:: TASK INSTRUCTIONS ::
Find the lines that include the string "JSON" and report how many there are. Give no other text.

Dataset rows about figures:
##############################
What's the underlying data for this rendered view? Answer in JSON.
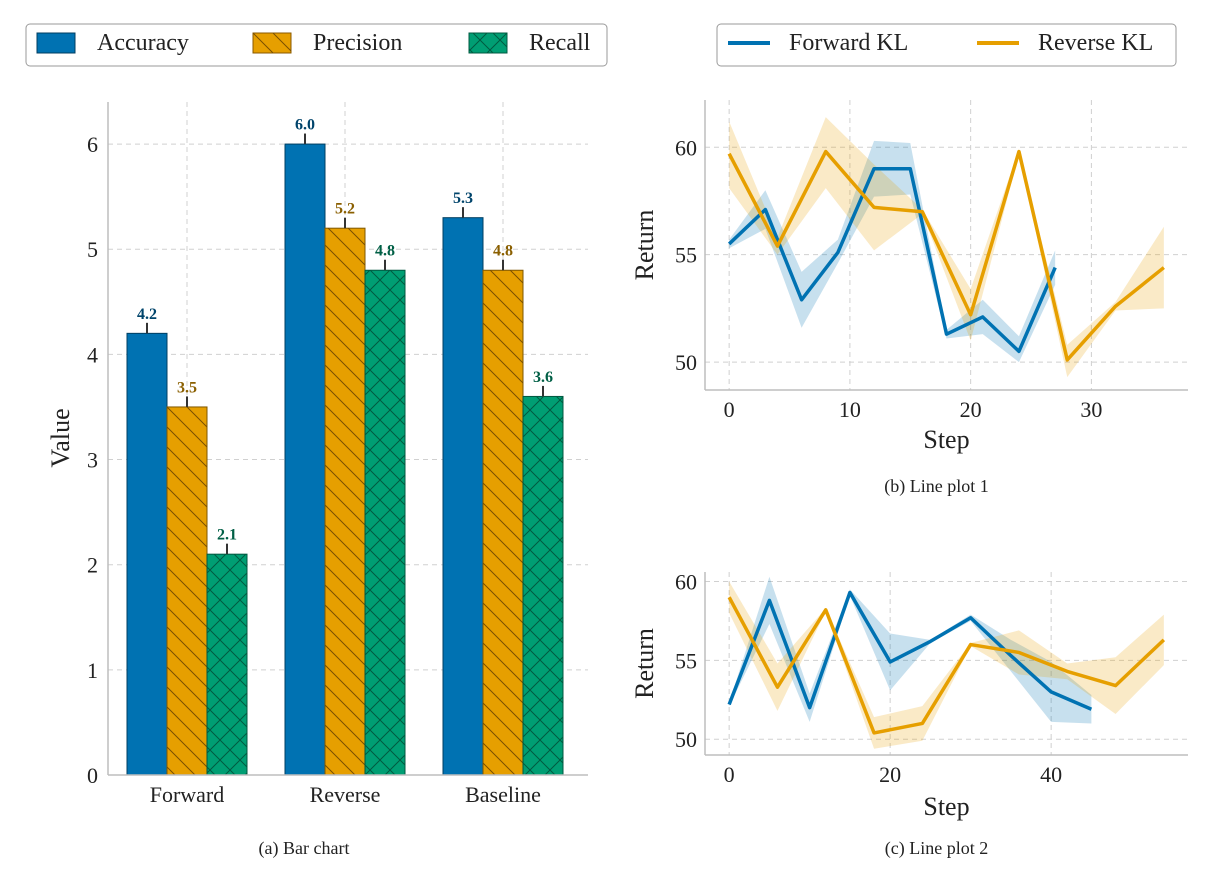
{
  "colors": {
    "accuracy": "#0072b2",
    "precision": "#e69f00",
    "recall": "#009e73",
    "forward": "#0072b2",
    "reverse": "#e69f00",
    "grid": "#d0d0d0",
    "axis": "#bdbdbd"
  },
  "legend_bar": {
    "items": [
      "Accuracy",
      "Precision",
      "Recall"
    ]
  },
  "legend_line": {
    "items": [
      "Forward KL",
      "Reverse KL"
    ]
  },
  "chart_data": [
    {
      "type": "bar",
      "caption": "(a) Bar chart",
      "ylabel": "Value",
      "ylim": [
        0,
        6.4
      ],
      "yticks": [
        0,
        1,
        2,
        3,
        4,
        5,
        6
      ],
      "categories": [
        "Forward",
        "Reverse",
        "Baseline"
      ],
      "series": [
        {
          "name": "Accuracy",
          "values": [
            4.2,
            6.0,
            5.3
          ],
          "error": [
            0.1,
            0.1,
            0.1
          ],
          "labels": [
            "4.2",
            "6.0",
            "5.3"
          ]
        },
        {
          "name": "Precision",
          "values": [
            3.5,
            5.2,
            4.8
          ],
          "error": [
            0.1,
            0.1,
            0.1
          ],
          "labels": [
            "3.5",
            "5.2",
            "4.8"
          ]
        },
        {
          "name": "Recall",
          "values": [
            2.1,
            4.8,
            3.6
          ],
          "error": [
            0.1,
            0.1,
            0.1
          ],
          "labels": [
            "2.1",
            "4.8",
            "3.6"
          ]
        }
      ],
      "grid": true
    },
    {
      "type": "line",
      "caption": "(b) Line plot 1",
      "xlabel": "Step",
      "ylabel": "Return",
      "xlim": [
        -2,
        38
      ],
      "ylim": [
        48.7,
        62.2
      ],
      "xticks": [
        0,
        10,
        20,
        30
      ],
      "yticks": [
        50,
        55,
        60
      ],
      "grid": true,
      "series": [
        {
          "name": "Forward KL",
          "x": [
            0,
            3,
            6,
            9,
            12,
            15,
            18,
            21,
            24,
            27
          ],
          "y": [
            55.5,
            57.1,
            52.9,
            55.1,
            59.0,
            59.0,
            51.3,
            52.1,
            50.5,
            54.4
          ],
          "lower": [
            55.3,
            56.2,
            51.6,
            54.6,
            57.7,
            57.8,
            51.1,
            51.3,
            50.0,
            53.6
          ],
          "upper": [
            55.7,
            58.0,
            54.2,
            55.7,
            60.3,
            60.2,
            51.5,
            52.9,
            51.2,
            55.2
          ]
        },
        {
          "name": "Reverse KL",
          "x": [
            0,
            4,
            8,
            12,
            16,
            20,
            24,
            28,
            32,
            36
          ],
          "y": [
            59.7,
            55.4,
            59.8,
            57.2,
            57.0,
            52.2,
            59.8,
            50.1,
            52.6,
            54.4
          ],
          "lower": [
            58.1,
            55.0,
            58.1,
            55.2,
            56.9,
            51.0,
            59.7,
            49.3,
            52.4,
            52.5
          ],
          "upper": [
            61.2,
            55.8,
            61.4,
            59.2,
            57.1,
            53.4,
            59.9,
            50.8,
            52.8,
            56.3
          ]
        }
      ]
    },
    {
      "type": "line",
      "caption": "(c) Line plot 2",
      "xlabel": "Step",
      "ylabel": "Return",
      "xlim": [
        -3,
        57
      ],
      "ylim": [
        49.0,
        60.6
      ],
      "xticks": [
        0,
        20,
        40
      ],
      "yticks": [
        50,
        55,
        60
      ],
      "grid": true,
      "series": [
        {
          "name": "Forward KL",
          "x": [
            0,
            5,
            10,
            15,
            20,
            25,
            30,
            35,
            40,
            45
          ],
          "y": [
            52.2,
            58.8,
            52.0,
            59.3,
            54.9,
            56.2,
            57.7,
            55.3,
            53.0,
            51.9
          ],
          "lower": [
            52.1,
            57.3,
            51.1,
            59.1,
            53.1,
            56.1,
            57.5,
            54.3,
            51.1,
            51.0
          ],
          "upper": [
            52.3,
            60.3,
            52.9,
            59.5,
            56.7,
            56.3,
            57.9,
            56.3,
            54.9,
            52.8
          ]
        },
        {
          "name": "Reverse KL",
          "x": [
            0,
            6,
            12,
            18,
            24,
            30,
            36,
            42,
            48,
            54
          ],
          "y": [
            59.0,
            53.3,
            58.2,
            50.4,
            51.0,
            56.0,
            55.5,
            54.3,
            53.4,
            56.3
          ],
          "lower": [
            58.0,
            51.8,
            58.1,
            49.4,
            49.9,
            55.9,
            54.1,
            53.8,
            51.6,
            54.7
          ],
          "upper": [
            60.0,
            54.8,
            58.3,
            51.4,
            52.1,
            56.1,
            56.9,
            54.8,
            55.2,
            57.9
          ]
        }
      ]
    }
  ]
}
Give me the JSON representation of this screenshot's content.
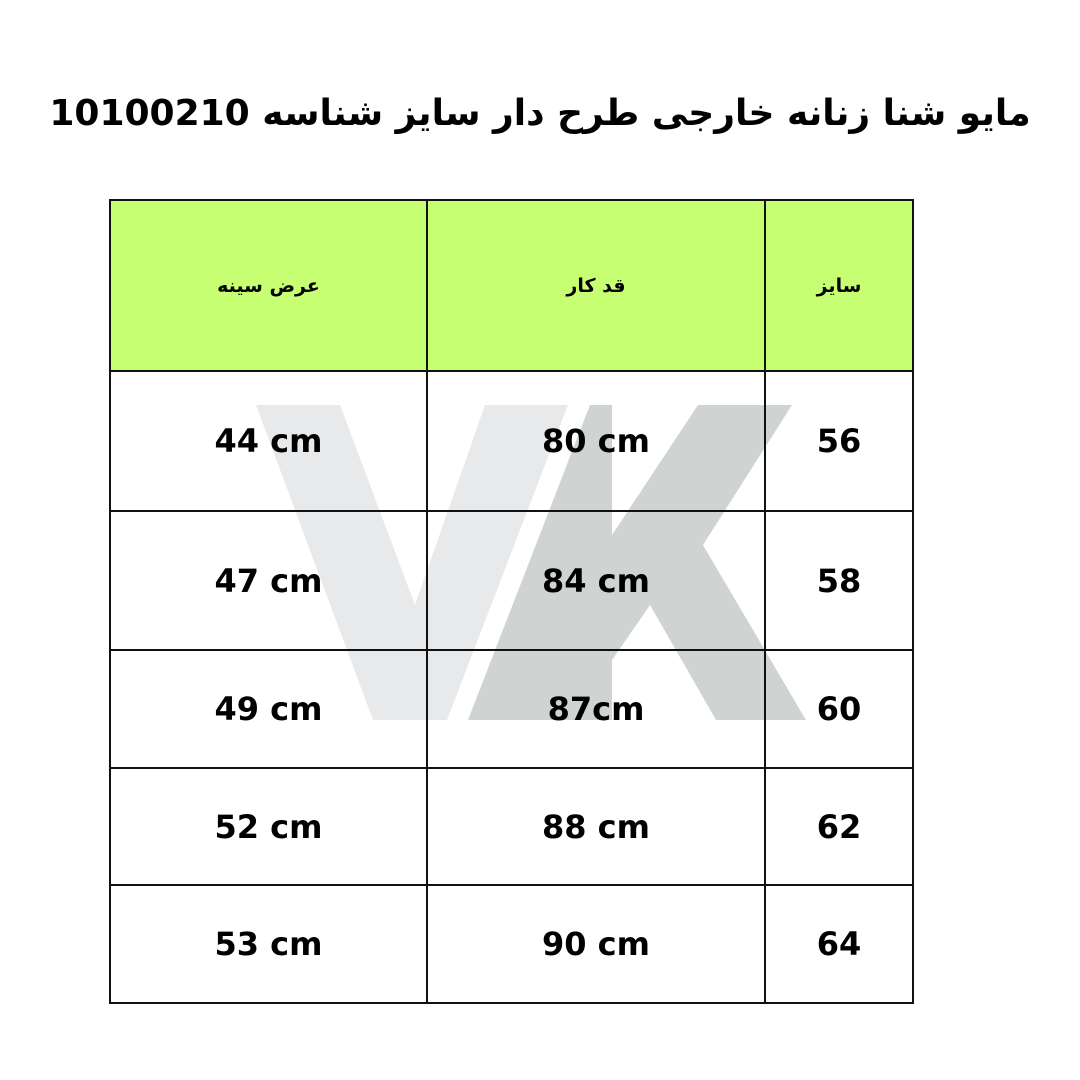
{
  "title": "مایو شنا زنانه خارجی طرح دار سایز شناسه 10100210",
  "watermark": {
    "text": "VK",
    "colors": {
      "v": "#e8e9ea",
      "k": "#cfd4d2"
    }
  },
  "colors": {
    "header_bg": "#c6ff72",
    "border": "#111111"
  },
  "table": {
    "headers": [
      "عرض سینه",
      "قد کار",
      "سایز"
    ],
    "rows": [
      [
        "44 cm",
        "80 cm",
        "56"
      ],
      [
        "47 cm",
        "84 cm",
        "58"
      ],
      [
        "49 cm",
        "87cm",
        "60"
      ],
      [
        "52 cm",
        "88 cm",
        "62"
      ],
      [
        "53 cm",
        "90 cm",
        "64"
      ]
    ]
  }
}
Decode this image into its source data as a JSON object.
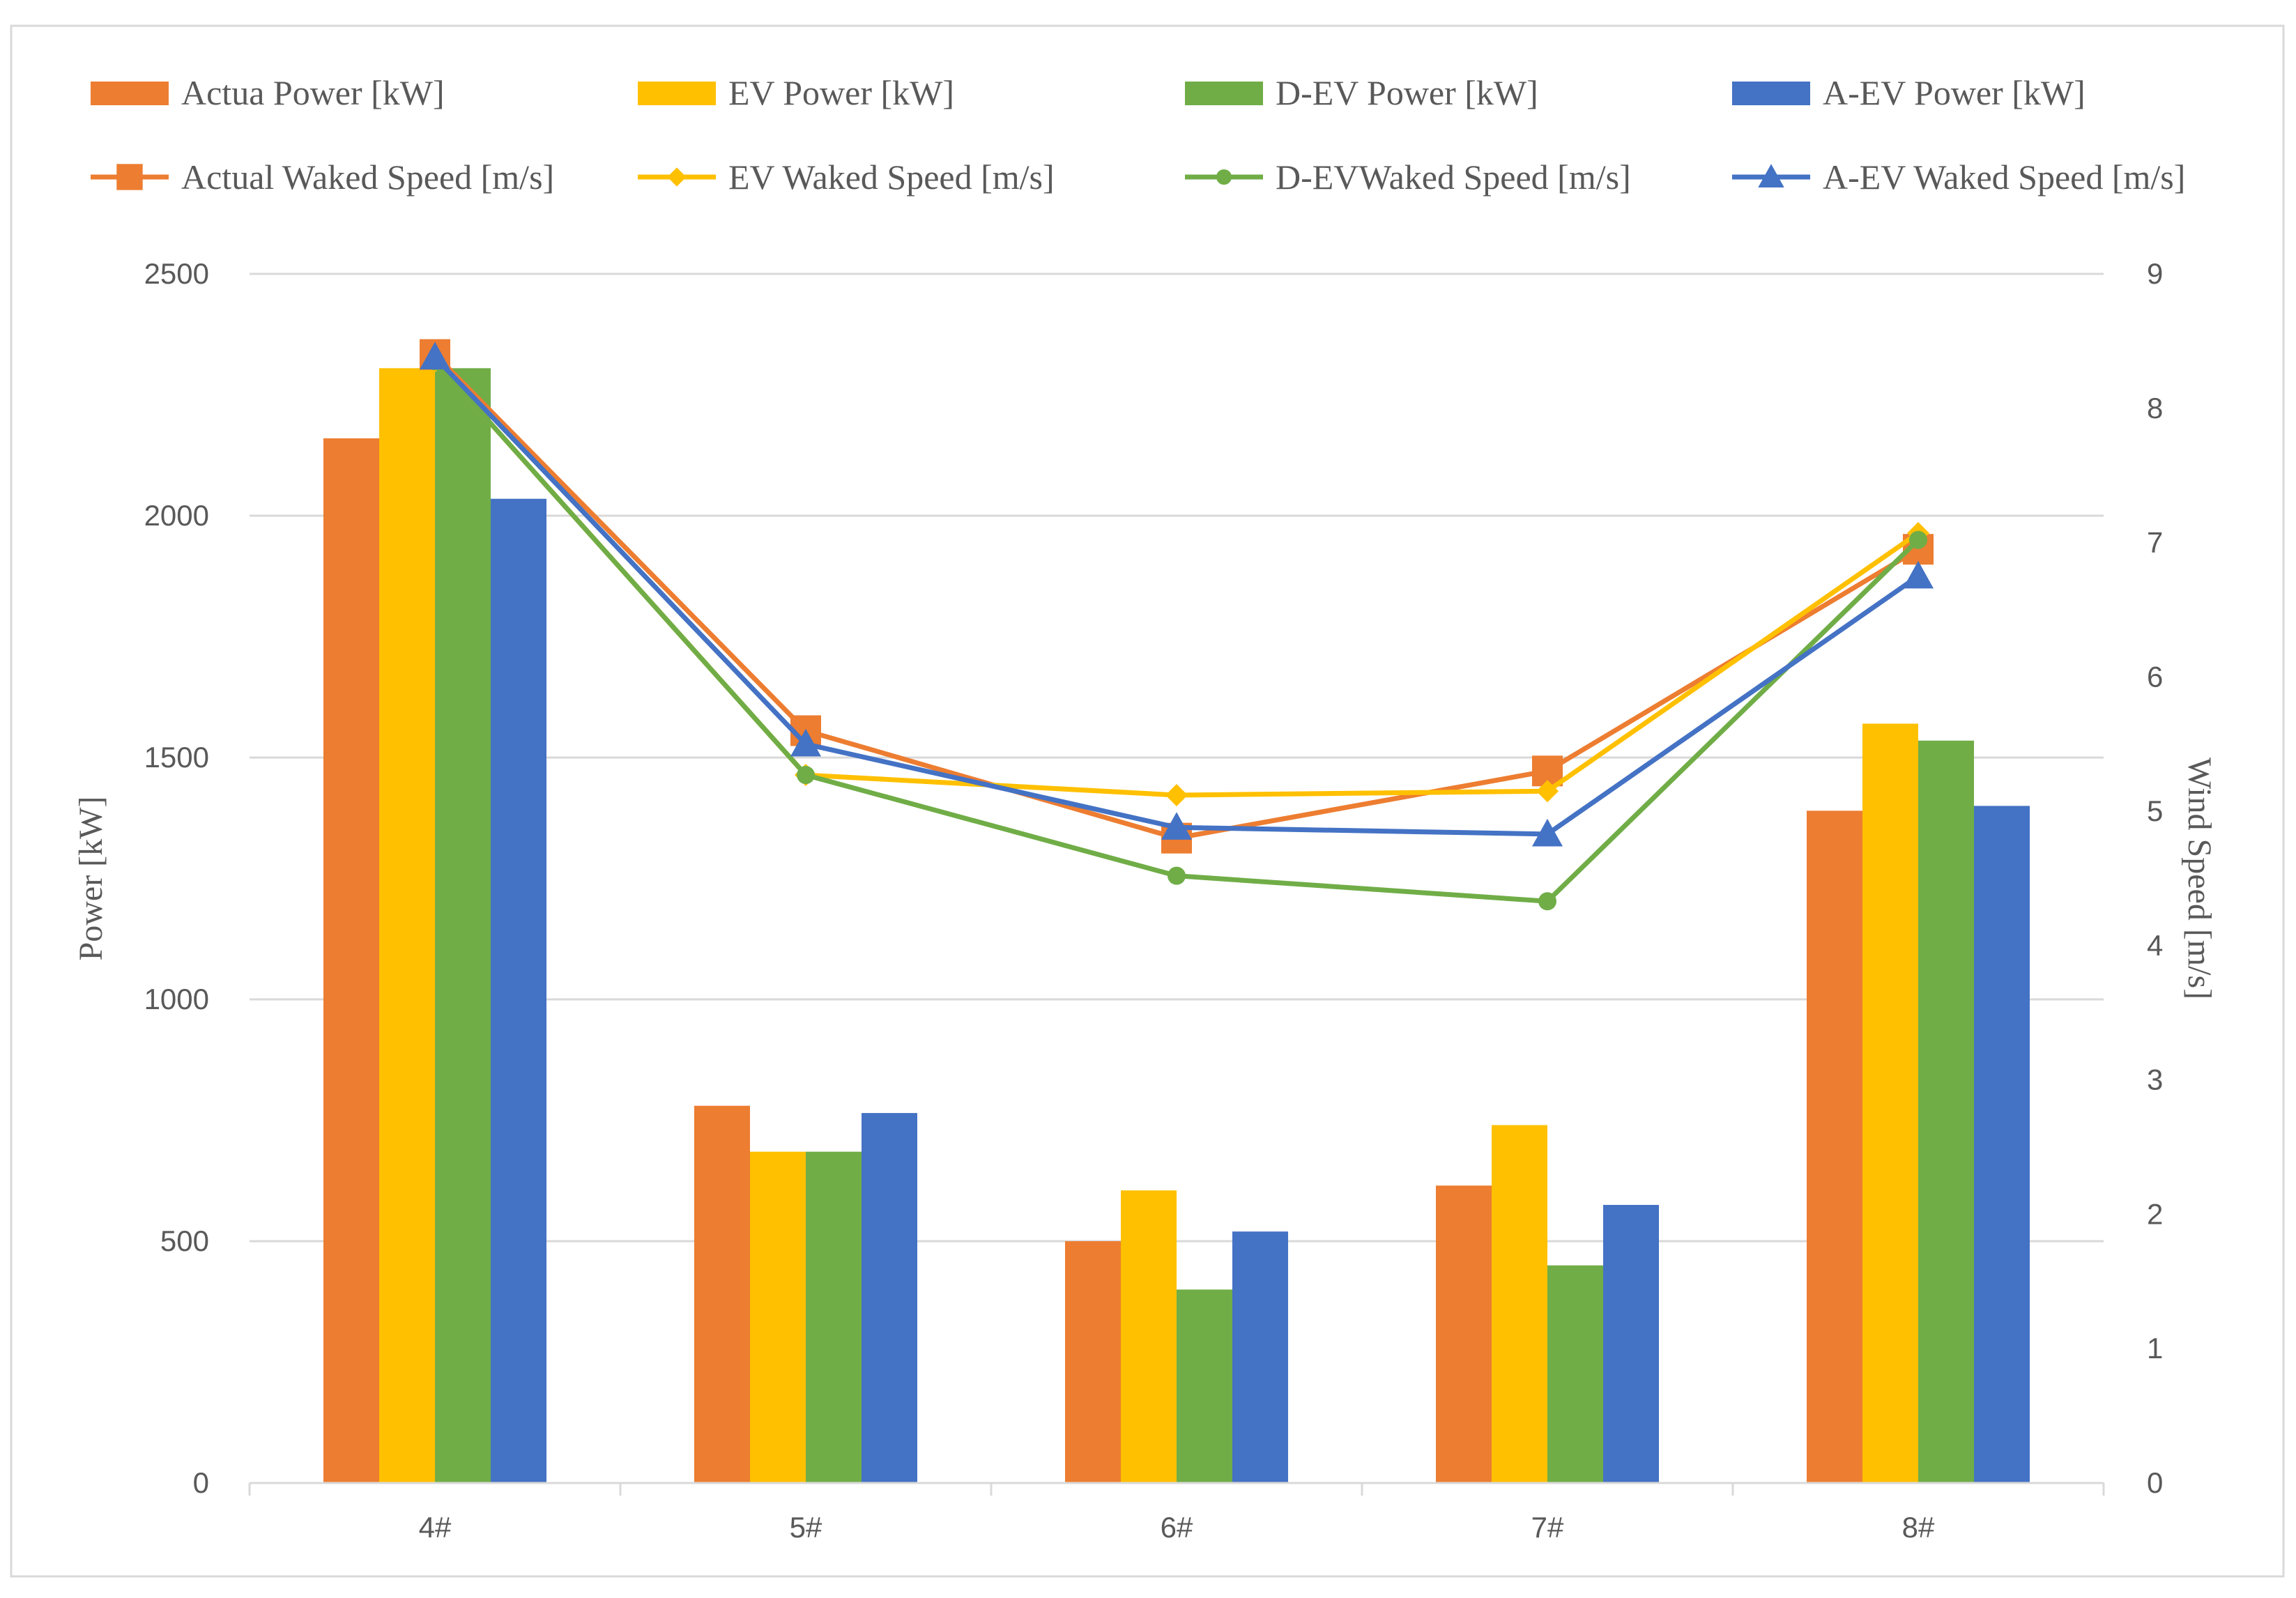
{
  "chart_data": {
    "type": "bar",
    "combo": true,
    "categories": [
      "4#",
      "5#",
      "6#",
      "7#",
      "8#"
    ],
    "bar_series": [
      {
        "name": "Actua Power [kW]",
        "color": "#ED7D31",
        "values": [
          2160,
          780,
          500,
          615,
          1390
        ]
      },
      {
        "name": "EV Power [kW]",
        "color": "#FFC000",
        "values": [
          2305,
          685,
          605,
          740,
          1570
        ]
      },
      {
        "name": "D-EV Power [kW]",
        "color": "#70AD47",
        "values": [
          2305,
          685,
          400,
          450,
          1535
        ]
      },
      {
        "name": "A-EV Power [kW]",
        "color": "#4472C4",
        "values": [
          2035,
          765,
          520,
          575,
          1400
        ]
      }
    ],
    "line_series": [
      {
        "name": "Actual Waked Speed [m/s]",
        "color": "#ED7D31",
        "marker": "square",
        "values": [
          8.4,
          5.6,
          4.8,
          5.3,
          6.95
        ]
      },
      {
        "name": "EV Waked Speed [m/s]",
        "color": "#FFC000",
        "marker": "diamond",
        "values": [
          8.35,
          5.27,
          5.12,
          5.15,
          7.07
        ]
      },
      {
        "name": "D-EVWaked Speed [m/s]",
        "color": "#70AD47",
        "marker": "circle",
        "values": [
          8.35,
          5.27,
          4.52,
          4.33,
          7.02
        ]
      },
      {
        "name": "A-EV Waked Speed [m/s]",
        "color": "#4472C4",
        "marker": "triangle",
        "values": [
          8.38,
          5.5,
          4.88,
          4.83,
          6.75
        ]
      }
    ],
    "ylabel": "Power [kW]",
    "y2label": "Wind Speed [m/s]",
    "ylim": [
      0,
      2500
    ],
    "y2lim": [
      0,
      9
    ],
    "yticks": [
      0,
      500,
      1000,
      1500,
      2000,
      2500
    ],
    "y2ticks": [
      0,
      1,
      2,
      3,
      4,
      5,
      6,
      7,
      8,
      9
    ],
    "grid": true,
    "legend_position": "top"
  }
}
##############################
:: TASK SOLUTION ::
3